__Problem__: Transcribe the listing that follows in full, omitting pictures.

__Dataset entries__:
--
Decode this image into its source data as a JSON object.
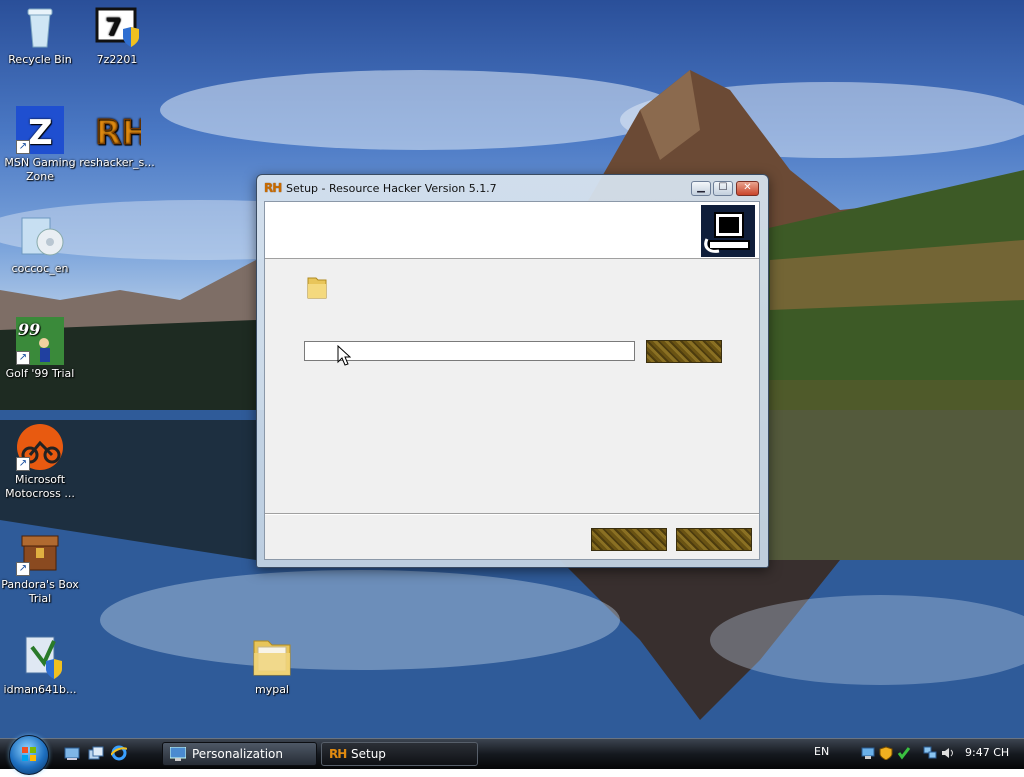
{
  "desktop": {
    "icons": [
      {
        "label": "Recycle Bin",
        "icon": "recycle-bin-icon"
      },
      {
        "label": "7z2201",
        "icon": "7zip-installer-icon"
      },
      {
        "label": "MSN Gaming Zone",
        "icon": "msn-gaming-zone-icon"
      },
      {
        "label": "reshacker_s...",
        "icon": "resource-hacker-icon"
      },
      {
        "label": "coccoc_en",
        "icon": "coccoc-installer-icon"
      },
      {
        "label": "Golf '99 Trial",
        "icon": "golf-icon"
      },
      {
        "label": "Microsoft Motocross ...",
        "icon": "motocross-icon"
      },
      {
        "label": "Pandora's Box Trial",
        "icon": "pandoras-box-icon"
      },
      {
        "label": "idman641b...",
        "icon": "idm-installer-icon"
      },
      {
        "label": "mypal",
        "icon": "folder-icon"
      }
    ]
  },
  "setup_window": {
    "title_icon": "RH",
    "title": "Setup - Resource Hacker Version 5.1.7",
    "caption_buttons": {
      "minimize": "minimize-icon",
      "maximize": "maximize-icon",
      "close": "close-icon"
    },
    "install_path_value": "",
    "browse_label": "",
    "back_label": "",
    "next_label": ""
  },
  "taskbar": {
    "tasks": [
      {
        "label": "Personalization",
        "icon": "personalization-icon"
      },
      {
        "label": "Setup",
        "icon": "RH"
      }
    ],
    "language": "EN",
    "clock": "9:47 CH"
  }
}
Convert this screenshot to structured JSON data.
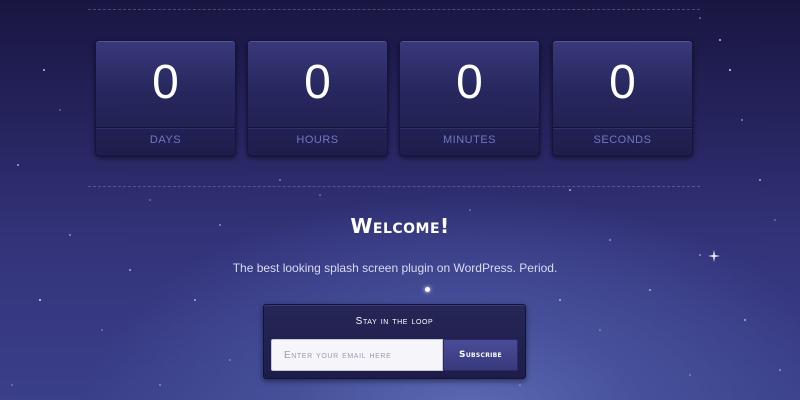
{
  "countdown": [
    {
      "value": "0",
      "label": "Days"
    },
    {
      "value": "0",
      "label": "Hours"
    },
    {
      "value": "0",
      "label": "Minutes"
    },
    {
      "value": "0",
      "label": "Seconds"
    }
  ],
  "welcome": {
    "heading": "Welcome!",
    "tagline": "The best looking splash screen plugin on WordPress. Period."
  },
  "subscribe": {
    "title": "Stay in the loop",
    "email_placeholder": "Enter your email here",
    "button_label": "Subscribe"
  },
  "colors": {
    "background": "#2b2b6a",
    "counter_label": "#6f78c4",
    "text": "#ffffff"
  }
}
--
__Expected answer__:
Decode this image into its source data as a JSON object.
{
  "desktop": {
    "icons": [
      {
        "label": "Recycle Bin",
        "icon": "recycle-bin-icon"
      },
      {
        "label": "7z2201",
        "icon": "7zip-installer-icon"
      },
      {
        "label": "MSN Gaming Zone",
        "icon": "msn-gaming-zone-icon"
      },
      {
        "label": "reshacker_s...",
        "icon": "resource-hacker-icon"
      },
      {
        "label": "coccoc_en",
        "icon": "coccoc-installer-icon"
      },
      {
        "label": "Golf '99 Trial",
        "icon": "golf-icon"
      },
      {
        "label": "Microsoft Motocross ...",
        "icon": "motocross-icon"
      },
      {
        "label": "Pandora's Box Trial",
        "icon": "pandoras-box-icon"
      },
      {
        "label": "idman641b...",
        "icon": "idm-installer-icon"
      },
      {
        "label": "mypal",
        "icon": "folder-icon"
      }
    ]
  },
  "setup_window": {
    "title_icon": "RH",
    "title": "Setup - Resource Hacker Version 5.1.7",
    "caption_buttons": {
      "minimize": "minimize-icon",
      "maximize": "maximize-icon",
      "close": "close-icon"
    },
    "install_path_value": "",
    "browse_label": "",
    "back_label": "",
    "next_label": ""
  },
  "taskbar": {
    "tasks": [
      {
        "label": "Personalization",
        "icon": "personalization-icon"
      },
      {
        "label": "Setup",
        "icon": "RH"
      }
    ],
    "language": "EN",
    "clock": "9:47 CH"
  }
}
Convert this screenshot to structured JSON data.
{
  "countdown": [
    {
      "value": "0",
      "label": "Days"
    },
    {
      "value": "0",
      "label": "Hours"
    },
    {
      "value": "0",
      "label": "Minutes"
    },
    {
      "value": "0",
      "label": "Seconds"
    }
  ],
  "welcome": {
    "heading": "Welcome!",
    "tagline": "The best looking splash screen plugin on WordPress. Period."
  },
  "subscribe": {
    "title": "Stay in the loop",
    "email_placeholder": "Enter your email here",
    "button_label": "Subscribe"
  },
  "colors": {
    "background": "#2b2b6a",
    "counter_label": "#6f78c4",
    "text": "#ffffff"
  }
}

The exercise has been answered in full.